The task:
Transcribe every line of the listing below verbatim, with each character and number unchanged.

:: Recorded information ::

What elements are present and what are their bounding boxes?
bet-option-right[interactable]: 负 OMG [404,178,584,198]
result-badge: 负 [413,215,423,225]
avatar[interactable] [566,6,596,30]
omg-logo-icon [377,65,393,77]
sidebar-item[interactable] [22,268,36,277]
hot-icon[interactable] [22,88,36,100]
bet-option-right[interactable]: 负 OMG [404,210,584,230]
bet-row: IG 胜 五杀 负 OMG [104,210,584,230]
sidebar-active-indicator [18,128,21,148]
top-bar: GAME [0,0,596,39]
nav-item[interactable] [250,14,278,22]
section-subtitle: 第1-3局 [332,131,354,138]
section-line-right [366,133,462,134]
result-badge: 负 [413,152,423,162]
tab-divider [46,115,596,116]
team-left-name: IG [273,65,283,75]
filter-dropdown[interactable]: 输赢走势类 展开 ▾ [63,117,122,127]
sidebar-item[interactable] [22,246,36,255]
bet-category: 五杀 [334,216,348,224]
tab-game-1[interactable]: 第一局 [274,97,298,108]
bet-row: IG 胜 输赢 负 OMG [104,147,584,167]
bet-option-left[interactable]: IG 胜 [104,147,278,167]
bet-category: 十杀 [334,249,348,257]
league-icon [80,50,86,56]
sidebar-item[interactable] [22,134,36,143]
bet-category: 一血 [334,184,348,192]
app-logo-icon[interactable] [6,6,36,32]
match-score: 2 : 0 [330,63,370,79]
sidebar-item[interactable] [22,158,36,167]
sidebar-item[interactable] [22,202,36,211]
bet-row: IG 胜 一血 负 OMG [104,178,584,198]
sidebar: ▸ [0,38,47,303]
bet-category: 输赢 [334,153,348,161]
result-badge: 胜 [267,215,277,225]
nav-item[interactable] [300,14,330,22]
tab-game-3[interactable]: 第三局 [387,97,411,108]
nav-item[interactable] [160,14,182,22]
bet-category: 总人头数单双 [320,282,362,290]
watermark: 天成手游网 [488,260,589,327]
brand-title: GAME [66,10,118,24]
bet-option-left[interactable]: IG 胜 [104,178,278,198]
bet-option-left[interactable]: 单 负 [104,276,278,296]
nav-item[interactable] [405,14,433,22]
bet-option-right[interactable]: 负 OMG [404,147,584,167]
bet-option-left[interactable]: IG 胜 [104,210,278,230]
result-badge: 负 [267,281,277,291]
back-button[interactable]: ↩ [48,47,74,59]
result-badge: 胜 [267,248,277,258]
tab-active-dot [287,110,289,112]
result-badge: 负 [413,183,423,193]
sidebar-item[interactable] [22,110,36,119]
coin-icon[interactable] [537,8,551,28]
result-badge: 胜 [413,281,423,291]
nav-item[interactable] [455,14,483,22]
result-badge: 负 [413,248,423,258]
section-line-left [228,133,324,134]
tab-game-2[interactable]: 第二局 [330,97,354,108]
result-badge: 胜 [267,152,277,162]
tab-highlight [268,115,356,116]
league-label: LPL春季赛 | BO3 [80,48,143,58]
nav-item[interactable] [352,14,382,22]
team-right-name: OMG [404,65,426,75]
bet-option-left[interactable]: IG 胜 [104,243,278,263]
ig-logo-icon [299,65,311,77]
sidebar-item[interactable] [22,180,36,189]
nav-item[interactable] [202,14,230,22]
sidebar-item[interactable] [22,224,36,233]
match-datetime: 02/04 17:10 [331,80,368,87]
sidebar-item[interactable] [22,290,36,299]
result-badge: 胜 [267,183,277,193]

:::

Result of the exercise:
What elements are present and what are their bounding boxes?
bet-option-right[interactable]: 负 OMG [404,178,584,198]
result-badge: 负 [413,215,423,225]
avatar[interactable] [566,6,596,30]
omg-logo-icon [377,65,393,77]
sidebar-item[interactable] [22,268,36,277]
hot-icon[interactable] [22,88,36,100]
bet-option-right[interactable]: 负 OMG [404,210,584,230]
bet-row: IG 胜 五杀 负 OMG [104,210,584,230]
sidebar-active-indicator [18,128,21,148]
top-bar: GAME [0,0,596,39]
nav-item[interactable] [250,14,278,22]
section-subtitle: 第1-3局 [332,131,354,138]
section-line-right [366,133,462,134]
result-badge: 负 [413,152,423,162]
tab-divider [46,115,596,116]
team-left-name: IG [273,65,283,75]
filter-dropdown[interactable]: 输赢走势类 展开 ▾ [63,117,122,127]
sidebar-item[interactable] [22,246,36,255]
bet-category: 五杀 [334,216,348,224]
tab-game-1[interactable]: 第一局 [274,97,298,108]
bet-row: IG 胜 输赢 负 OMG [104,147,584,167]
bet-option-left[interactable]: IG 胜 [104,147,278,167]
bet-category: 十杀 [334,249,348,257]
league-icon [80,50,86,56]
sidebar-item[interactable] [22,134,36,143]
bet-category: 一血 [334,184,348,192]
app-logo-icon[interactable] [6,6,36,32]
match-score: 2 : 0 [330,63,370,79]
sidebar-item[interactable] [22,158,36,167]
sidebar-item[interactable] [22,202,36,211]
bet-row: IG 胜 一血 负 OMG [104,178,584,198]
sidebar: ▸ [0,38,47,303]
bet-category: 输赢 [334,153,348,161]
result-badge: 胜 [267,215,277,225]
nav-item[interactable] [300,14,330,22]
tab-game-3[interactable]: 第三局 [387,97,411,108]
nav-item[interactable] [160,14,182,22]
bet-category: 总人头数单双 [320,282,362,290]
watermark: 天成手游网 [488,260,589,327]
brand-title: GAME [66,10,118,24]
bet-option-left[interactable]: IG 胜 [104,178,278,198]
bet-option-left[interactable]: 单 负 [104,276,278,296]
nav-item[interactable] [405,14,433,22]
bet-option-right[interactable]: 负 OMG [404,147,584,167]
bet-option-left[interactable]: IG 胜 [104,210,278,230]
result-badge: 负 [267,281,277,291]
back-button[interactable]: ↩ [48,47,74,59]
result-badge: 胜 [267,248,277,258]
tab-active-dot [287,110,289,112]
result-badge: 负 [413,183,423,193]
sidebar-item[interactable] [22,110,36,119]
coin-icon[interactable] [537,8,551,28]
result-badge: 胜 [413,281,423,291]
nav-item[interactable] [455,14,483,22]
result-badge: 负 [413,248,423,258]
section-line-left [228,133,324,134]
tab-game-2[interactable]: 第二局 [330,97,354,108]
result-badge: 胜 [267,152,277,162]
tab-highlight [268,115,356,116]
league-label: LPL春季赛 | BO3 [80,48,143,58]
nav-item[interactable] [352,14,382,22]
team-right-name: OMG [404,65,426,75]
bet-option-left[interactable]: IG 胜 [104,243,278,263]
ig-logo-icon [299,65,311,77]
sidebar-item[interactable] [22,180,36,189]
nav-item[interactable] [202,14,230,22]
sidebar-item[interactable] [22,224,36,233]
match-datetime: 02/04 17:10 [331,80,368,87]
sidebar-item[interactable] [22,290,36,299]
result-badge: 胜 [267,183,277,193]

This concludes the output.